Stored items
# # # # # # #
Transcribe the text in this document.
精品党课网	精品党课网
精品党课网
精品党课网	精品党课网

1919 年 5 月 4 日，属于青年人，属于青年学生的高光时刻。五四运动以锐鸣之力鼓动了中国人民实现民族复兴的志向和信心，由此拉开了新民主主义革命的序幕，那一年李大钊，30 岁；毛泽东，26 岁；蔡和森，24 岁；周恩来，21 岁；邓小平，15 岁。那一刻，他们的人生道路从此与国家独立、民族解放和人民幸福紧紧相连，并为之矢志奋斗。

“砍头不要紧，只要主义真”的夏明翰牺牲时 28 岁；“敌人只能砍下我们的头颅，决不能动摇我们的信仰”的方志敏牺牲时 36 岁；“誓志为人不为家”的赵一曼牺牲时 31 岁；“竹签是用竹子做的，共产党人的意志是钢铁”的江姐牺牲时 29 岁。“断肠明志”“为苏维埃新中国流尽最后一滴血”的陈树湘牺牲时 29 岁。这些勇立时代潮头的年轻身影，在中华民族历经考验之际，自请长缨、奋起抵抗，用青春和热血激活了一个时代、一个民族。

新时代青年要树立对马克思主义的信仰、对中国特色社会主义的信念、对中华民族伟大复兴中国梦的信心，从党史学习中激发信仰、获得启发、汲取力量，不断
# # # # # # #
Work to do: Repeat the records above in full, character for character.

Output of the exercise:
Transcribe the text in this document.
精品党课网	精品党课网
精品党课网
精品党课网	精品党课网

1919 年 5 月 4 日，属于青年人，属于青年学生的高光时刻。五四运动以锐鸣之力鼓动了中国人民实现民族复兴的志向和信心，由此拉开了新民主主义革命的序幕，那一年李大钊，30 岁；毛泽东，26 岁；蔡和森，24 岁；周恩来，21 岁；邓小平，15 岁。那一刻，他们的人生道路从此与国家独立、民族解放和人民幸福紧紧相连，并为之矢志奋斗。

“砍头不要紧，只要主义真”的夏明翰牺牲时 28 岁；“敌人只能砍下我们的头颅，决不能动摇我们的信仰”的方志敏牺牲时 36 岁；“誓志为人不为家”的赵一曼牺牲时 31 岁；“竹签是用竹子做的，共产党人的意志是钢铁”的江姐牺牲时 29 岁。“断肠明志”“为苏维埃新中国流尽最后一滴血”的陈树湘牺牲时 29 岁。这些勇立时代潮头的年轻身影，在中华民族历经考验之际，自请长缨、奋起抵抗，用青春和热血激活了一个时代、一个民族。

新时代青年要树立对马克思主义的信仰、对中国特色社会主义的信念、对中华民族伟大复兴中国梦的信心，从党史学习中激发信仰、获得启发、汲取力量，不断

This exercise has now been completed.